-------- Material supplied --------
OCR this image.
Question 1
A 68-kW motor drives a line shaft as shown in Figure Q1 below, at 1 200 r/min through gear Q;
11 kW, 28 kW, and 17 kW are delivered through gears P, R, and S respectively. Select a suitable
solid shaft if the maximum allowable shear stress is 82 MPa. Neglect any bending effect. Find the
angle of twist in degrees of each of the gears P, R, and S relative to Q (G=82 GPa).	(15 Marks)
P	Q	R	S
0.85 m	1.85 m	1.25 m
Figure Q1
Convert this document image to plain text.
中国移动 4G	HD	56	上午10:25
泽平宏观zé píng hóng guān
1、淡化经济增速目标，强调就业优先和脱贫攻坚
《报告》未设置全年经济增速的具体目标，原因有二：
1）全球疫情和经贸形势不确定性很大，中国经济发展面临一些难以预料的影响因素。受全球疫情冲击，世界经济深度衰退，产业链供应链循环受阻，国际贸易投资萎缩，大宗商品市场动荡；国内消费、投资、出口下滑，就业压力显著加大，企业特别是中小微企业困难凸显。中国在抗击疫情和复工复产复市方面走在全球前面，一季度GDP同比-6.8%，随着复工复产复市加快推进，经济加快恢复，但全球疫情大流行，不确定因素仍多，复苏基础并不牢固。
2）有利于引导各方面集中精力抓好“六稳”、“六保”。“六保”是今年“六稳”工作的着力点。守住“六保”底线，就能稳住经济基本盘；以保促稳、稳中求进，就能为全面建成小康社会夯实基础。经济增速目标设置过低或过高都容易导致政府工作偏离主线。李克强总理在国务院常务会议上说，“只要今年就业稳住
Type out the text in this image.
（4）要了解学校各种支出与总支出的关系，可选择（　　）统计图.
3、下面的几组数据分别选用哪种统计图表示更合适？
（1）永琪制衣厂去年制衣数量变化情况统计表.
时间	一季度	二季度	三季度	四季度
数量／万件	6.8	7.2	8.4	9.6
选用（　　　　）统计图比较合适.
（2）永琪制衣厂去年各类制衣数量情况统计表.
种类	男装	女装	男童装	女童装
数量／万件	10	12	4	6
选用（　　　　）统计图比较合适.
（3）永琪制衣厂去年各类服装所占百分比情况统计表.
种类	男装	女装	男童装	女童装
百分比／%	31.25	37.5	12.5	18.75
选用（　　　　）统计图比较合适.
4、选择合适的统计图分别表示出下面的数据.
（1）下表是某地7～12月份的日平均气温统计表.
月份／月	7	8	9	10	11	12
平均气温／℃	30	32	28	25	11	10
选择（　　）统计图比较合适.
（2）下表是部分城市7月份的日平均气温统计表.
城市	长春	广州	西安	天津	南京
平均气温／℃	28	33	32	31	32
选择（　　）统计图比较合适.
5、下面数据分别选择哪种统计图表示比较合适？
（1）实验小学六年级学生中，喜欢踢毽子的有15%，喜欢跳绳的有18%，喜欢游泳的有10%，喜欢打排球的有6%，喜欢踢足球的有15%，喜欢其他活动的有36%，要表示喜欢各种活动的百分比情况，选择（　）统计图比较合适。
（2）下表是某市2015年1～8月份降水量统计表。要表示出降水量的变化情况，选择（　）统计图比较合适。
--------
All of the entries above should be written out again exactly.

OCR this image.
Question 1
A 68-kW motor drives a line shaft as shown in Figure Q1 below, at 1 200 r/min through gear Q;
11 kW, 28 kW, and 17 kW are delivered through gears P, R, and S respectively. Select a suitable
solid shaft if the maximum allowable shear stress is 82 MPa. Neglect any bending effect. Find the
angle of twist in degrees of each of the gears P, R, and S relative to Q (G=82 GPa).	(15 Marks)
P	Q	R	S
0.85 m	1.85 m	1.25 m
Figure Q1
Convert this document image to plain text.
中国移动 4G	HD	56	上午10:25
泽平宏观zé píng hóng guān
1、淡化经济增速目标，强调就业优先和脱贫攻坚
《报告》未设置全年经济增速的具体目标，原因有二：
1）全球疫情和经贸形势不确定性很大，中国经济发展面临一些难以预料的影响因素。受全球疫情冲击，世界经济深度衰退，产业链供应链循环受阻，国际贸易投资萎缩，大宗商品市场动荡；国内消费、投资、出口下滑，就业压力显著加大，企业特别是中小微企业困难凸显。中国在抗击疫情和复工复产复市方面走在全球前面，一季度GDP同比-6.8%，随着复工复产复市加快推进，经济加快恢复，但全球疫情大流行，不确定因素仍多，复苏基础并不牢固。
2）有利于引导各方面集中精力抓好“六稳”、“六保”。“六保”是今年“六稳”工作的着力点。守住“六保”底线，就能稳住经济基本盘；以保促稳、稳中求进，就能为全面建成小康社会夯实基础。经济增速目标设置过低或过高都容易导致政府工作偏离主线。李克强总理在国务院常务会议上说，“只要今年就业稳住
Type out the text in this image.
（4）要了解学校各种支出与总支出的关系，可选择（　　）统计图.
3、下面的几组数据分别选用哪种统计图表示更合适？
（1）永琪制衣厂去年制衣数量变化情况统计表.
时间	一季度	二季度	三季度	四季度
数量／万件	6.8	7.2	8.4	9.6
选用（　　　　）统计图比较合适.
（2）永琪制衣厂去年各类制衣数量情况统计表.
种类	男装	女装	男童装	女童装
数量／万件	10	12	4	6
选用（　　　　）统计图比较合适.
（3）永琪制衣厂去年各类服装所占百分比情况统计表.
种类	男装	女装	男童装	女童装
百分比／%	31.25	37.5	12.5	18.75
选用（　　　　）统计图比较合适.
4、选择合适的统计图分别表示出下面的数据.
（1）下表是某地7～12月份的日平均气温统计表.
月份／月	7	8	9	10	11	12
平均气温／℃	30	32	28	25	11	10
选择（　　）统计图比较合适.
（2）下表是部分城市7月份的日平均气温统计表.
城市	长春	广州	西安	天津	南京
平均气温／℃	28	33	32	31	32
选择（　　）统计图比较合适.
5、下面数据分别选择哪种统计图表示比较合适？
（1）实验小学六年级学生中，喜欢踢毽子的有15%，喜欢跳绳的有18%，喜欢游泳的有10%，喜欢打排球的有6%，喜欢踢足球的有15%，喜欢其他活动的有36%，要表示喜欢各种活动的百分比情况，选择（　）统计图比较合适。
（2）下表是某市2015年1～8月份降水量统计表。要表示出降水量的变化情况，选择（　）统计图比较合适。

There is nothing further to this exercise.